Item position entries
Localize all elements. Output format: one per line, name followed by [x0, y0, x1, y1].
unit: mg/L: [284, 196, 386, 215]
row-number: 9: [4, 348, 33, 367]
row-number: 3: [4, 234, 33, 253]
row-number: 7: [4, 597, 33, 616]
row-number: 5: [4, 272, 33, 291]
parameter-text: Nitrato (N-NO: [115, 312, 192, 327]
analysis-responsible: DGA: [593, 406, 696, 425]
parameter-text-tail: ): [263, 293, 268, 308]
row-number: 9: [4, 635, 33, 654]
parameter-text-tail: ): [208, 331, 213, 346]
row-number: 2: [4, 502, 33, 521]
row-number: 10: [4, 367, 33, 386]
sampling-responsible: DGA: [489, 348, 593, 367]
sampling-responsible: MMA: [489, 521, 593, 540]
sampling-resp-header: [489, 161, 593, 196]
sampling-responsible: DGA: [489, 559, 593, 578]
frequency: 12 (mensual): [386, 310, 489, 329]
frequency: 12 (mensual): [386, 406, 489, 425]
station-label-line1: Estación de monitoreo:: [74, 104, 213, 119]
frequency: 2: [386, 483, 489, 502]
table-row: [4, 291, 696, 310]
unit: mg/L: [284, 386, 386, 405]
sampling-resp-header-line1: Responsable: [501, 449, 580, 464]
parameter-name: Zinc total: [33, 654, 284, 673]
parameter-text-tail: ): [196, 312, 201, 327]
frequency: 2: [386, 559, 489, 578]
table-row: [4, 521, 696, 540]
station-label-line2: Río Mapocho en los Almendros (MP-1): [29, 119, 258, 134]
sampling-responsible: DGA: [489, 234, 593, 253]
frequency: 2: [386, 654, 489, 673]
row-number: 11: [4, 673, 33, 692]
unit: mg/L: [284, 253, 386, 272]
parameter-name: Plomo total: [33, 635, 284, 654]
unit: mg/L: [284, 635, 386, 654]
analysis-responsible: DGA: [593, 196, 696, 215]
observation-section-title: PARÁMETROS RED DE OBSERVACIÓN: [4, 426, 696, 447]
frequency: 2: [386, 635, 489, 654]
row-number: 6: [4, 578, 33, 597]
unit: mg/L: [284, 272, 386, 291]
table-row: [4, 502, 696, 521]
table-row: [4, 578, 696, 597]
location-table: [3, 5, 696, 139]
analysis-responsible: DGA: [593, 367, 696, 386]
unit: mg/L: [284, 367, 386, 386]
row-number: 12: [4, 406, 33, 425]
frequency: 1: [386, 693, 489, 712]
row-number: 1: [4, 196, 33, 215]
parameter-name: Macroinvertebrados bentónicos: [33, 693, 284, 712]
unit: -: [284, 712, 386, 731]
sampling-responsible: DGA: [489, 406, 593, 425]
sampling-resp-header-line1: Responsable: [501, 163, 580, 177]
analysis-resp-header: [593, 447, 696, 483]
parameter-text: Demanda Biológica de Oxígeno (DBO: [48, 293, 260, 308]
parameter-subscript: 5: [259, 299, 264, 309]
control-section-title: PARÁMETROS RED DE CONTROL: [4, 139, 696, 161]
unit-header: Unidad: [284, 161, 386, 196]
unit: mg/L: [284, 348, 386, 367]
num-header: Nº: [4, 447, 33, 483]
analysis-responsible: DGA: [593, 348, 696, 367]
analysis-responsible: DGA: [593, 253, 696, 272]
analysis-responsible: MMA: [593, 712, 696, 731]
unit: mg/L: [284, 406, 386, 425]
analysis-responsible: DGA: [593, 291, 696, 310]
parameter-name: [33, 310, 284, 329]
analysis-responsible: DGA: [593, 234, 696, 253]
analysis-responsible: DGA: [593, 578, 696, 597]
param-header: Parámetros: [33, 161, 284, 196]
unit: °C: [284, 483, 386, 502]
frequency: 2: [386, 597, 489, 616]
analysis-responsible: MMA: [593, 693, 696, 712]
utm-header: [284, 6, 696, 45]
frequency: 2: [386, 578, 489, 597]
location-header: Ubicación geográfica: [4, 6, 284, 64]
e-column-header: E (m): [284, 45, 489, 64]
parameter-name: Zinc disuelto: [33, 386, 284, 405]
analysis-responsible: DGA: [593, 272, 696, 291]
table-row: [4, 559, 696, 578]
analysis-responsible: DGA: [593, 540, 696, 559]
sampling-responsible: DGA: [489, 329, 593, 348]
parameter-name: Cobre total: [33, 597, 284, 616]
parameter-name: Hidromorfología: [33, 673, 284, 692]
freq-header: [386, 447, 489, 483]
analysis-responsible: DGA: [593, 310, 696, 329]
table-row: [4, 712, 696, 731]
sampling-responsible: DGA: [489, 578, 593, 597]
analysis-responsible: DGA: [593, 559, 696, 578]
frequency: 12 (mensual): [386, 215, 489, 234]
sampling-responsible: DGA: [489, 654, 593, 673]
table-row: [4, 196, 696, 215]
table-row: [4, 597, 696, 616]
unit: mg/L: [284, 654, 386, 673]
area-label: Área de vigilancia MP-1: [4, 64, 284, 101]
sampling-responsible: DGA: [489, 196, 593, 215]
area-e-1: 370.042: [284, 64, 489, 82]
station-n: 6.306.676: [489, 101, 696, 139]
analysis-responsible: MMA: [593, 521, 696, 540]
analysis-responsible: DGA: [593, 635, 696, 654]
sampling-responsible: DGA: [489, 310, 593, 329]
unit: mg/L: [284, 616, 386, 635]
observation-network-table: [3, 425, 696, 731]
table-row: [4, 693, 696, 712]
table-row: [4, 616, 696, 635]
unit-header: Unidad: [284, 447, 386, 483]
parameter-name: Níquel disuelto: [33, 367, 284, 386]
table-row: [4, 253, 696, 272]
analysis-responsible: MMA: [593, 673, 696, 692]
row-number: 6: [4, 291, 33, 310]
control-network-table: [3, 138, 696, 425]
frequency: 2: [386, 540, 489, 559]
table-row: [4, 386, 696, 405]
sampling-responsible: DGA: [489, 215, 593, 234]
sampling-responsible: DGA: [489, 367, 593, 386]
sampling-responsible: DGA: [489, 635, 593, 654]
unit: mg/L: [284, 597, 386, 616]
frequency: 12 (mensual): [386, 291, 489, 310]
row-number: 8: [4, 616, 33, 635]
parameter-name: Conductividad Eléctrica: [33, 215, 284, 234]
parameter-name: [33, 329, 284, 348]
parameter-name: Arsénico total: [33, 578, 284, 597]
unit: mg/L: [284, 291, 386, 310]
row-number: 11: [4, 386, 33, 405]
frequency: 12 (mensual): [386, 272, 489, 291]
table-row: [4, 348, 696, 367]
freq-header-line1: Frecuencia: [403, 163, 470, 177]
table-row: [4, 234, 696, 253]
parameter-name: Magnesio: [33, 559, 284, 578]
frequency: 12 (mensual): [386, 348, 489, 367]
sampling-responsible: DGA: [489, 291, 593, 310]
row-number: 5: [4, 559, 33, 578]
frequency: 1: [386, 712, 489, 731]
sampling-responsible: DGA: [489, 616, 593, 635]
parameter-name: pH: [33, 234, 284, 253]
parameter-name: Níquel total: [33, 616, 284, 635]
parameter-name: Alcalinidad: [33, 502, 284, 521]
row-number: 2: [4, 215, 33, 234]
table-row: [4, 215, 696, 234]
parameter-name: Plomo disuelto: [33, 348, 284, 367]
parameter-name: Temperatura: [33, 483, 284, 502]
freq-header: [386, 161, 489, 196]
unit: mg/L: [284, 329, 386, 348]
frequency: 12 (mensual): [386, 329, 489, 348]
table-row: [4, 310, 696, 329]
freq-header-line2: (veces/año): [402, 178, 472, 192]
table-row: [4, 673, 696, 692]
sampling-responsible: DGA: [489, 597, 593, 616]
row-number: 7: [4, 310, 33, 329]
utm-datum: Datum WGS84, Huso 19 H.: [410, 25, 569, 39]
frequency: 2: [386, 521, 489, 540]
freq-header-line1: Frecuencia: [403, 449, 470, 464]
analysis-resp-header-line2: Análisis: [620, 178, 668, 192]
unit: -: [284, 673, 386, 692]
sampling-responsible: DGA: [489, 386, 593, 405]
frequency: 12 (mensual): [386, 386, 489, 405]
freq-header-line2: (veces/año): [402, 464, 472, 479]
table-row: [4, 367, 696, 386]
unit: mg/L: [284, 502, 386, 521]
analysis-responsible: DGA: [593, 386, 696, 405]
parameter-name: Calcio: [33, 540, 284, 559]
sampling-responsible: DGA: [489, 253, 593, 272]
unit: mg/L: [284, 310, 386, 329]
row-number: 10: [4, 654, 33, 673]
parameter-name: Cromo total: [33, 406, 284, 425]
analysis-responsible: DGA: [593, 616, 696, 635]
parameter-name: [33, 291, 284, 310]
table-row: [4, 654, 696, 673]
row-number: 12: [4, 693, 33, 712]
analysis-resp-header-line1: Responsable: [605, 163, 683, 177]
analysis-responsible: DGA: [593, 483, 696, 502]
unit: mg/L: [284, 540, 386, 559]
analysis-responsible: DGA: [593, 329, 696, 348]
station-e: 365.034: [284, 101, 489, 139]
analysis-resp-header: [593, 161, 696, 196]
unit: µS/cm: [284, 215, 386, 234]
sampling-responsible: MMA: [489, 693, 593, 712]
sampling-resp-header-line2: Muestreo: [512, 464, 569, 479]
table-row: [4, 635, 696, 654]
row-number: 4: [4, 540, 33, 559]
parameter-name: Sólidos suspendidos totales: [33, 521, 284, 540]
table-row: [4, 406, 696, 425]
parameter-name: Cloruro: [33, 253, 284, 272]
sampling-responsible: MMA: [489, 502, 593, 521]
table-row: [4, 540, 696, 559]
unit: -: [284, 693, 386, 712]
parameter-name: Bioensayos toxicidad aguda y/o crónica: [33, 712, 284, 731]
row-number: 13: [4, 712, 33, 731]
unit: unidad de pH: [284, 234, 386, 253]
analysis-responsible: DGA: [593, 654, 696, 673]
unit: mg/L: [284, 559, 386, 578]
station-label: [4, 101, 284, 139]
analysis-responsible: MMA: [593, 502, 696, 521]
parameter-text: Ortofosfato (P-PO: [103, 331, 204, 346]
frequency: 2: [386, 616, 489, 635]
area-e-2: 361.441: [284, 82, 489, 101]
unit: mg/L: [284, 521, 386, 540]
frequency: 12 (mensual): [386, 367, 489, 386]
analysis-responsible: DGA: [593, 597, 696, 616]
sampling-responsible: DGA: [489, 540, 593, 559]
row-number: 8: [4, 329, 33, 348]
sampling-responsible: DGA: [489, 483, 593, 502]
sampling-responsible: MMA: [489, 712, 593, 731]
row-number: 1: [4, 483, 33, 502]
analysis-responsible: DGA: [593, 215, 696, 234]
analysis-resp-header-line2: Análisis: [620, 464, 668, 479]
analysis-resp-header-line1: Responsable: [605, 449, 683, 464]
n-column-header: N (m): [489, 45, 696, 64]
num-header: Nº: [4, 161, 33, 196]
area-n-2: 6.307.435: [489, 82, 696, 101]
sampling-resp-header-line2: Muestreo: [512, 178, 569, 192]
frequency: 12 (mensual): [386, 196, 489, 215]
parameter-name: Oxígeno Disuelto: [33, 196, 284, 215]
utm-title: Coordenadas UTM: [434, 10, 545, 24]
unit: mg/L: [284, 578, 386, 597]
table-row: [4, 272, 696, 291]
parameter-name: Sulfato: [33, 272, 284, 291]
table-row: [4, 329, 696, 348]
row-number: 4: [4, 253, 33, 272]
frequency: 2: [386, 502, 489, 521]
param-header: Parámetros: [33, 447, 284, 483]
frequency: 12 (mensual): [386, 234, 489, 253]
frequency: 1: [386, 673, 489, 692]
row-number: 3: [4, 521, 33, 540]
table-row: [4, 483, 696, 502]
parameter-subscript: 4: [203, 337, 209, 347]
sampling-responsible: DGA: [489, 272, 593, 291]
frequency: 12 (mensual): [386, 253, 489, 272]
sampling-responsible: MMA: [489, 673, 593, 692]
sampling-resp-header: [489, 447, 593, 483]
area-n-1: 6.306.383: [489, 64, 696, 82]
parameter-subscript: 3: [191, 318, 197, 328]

GIVEN REQUEST:
Put the lines from the start of the items through the line containing "analysis-responsible: DGA: [593, 406, 696, 425]" into a JSON list of strings, one string per line and with blank lines left out.

FINISHED ANSWER:
[
  "Localize all elements. Output format: one per line, name followed by [x0, y0, x1, y1].",
  "unit: mg/L: [284, 196, 386, 215]",
  "row-number: 9: [4, 348, 33, 367]",
  "row-number: 3: [4, 234, 33, 253]",
  "row-number: 7: [4, 597, 33, 616]",
  "row-number: 5: [4, 272, 33, 291]",
  "parameter-text: Nitrato (N-NO: [115, 312, 192, 327]",
  "analysis-responsible: DGA: [593, 406, 696, 425]"
]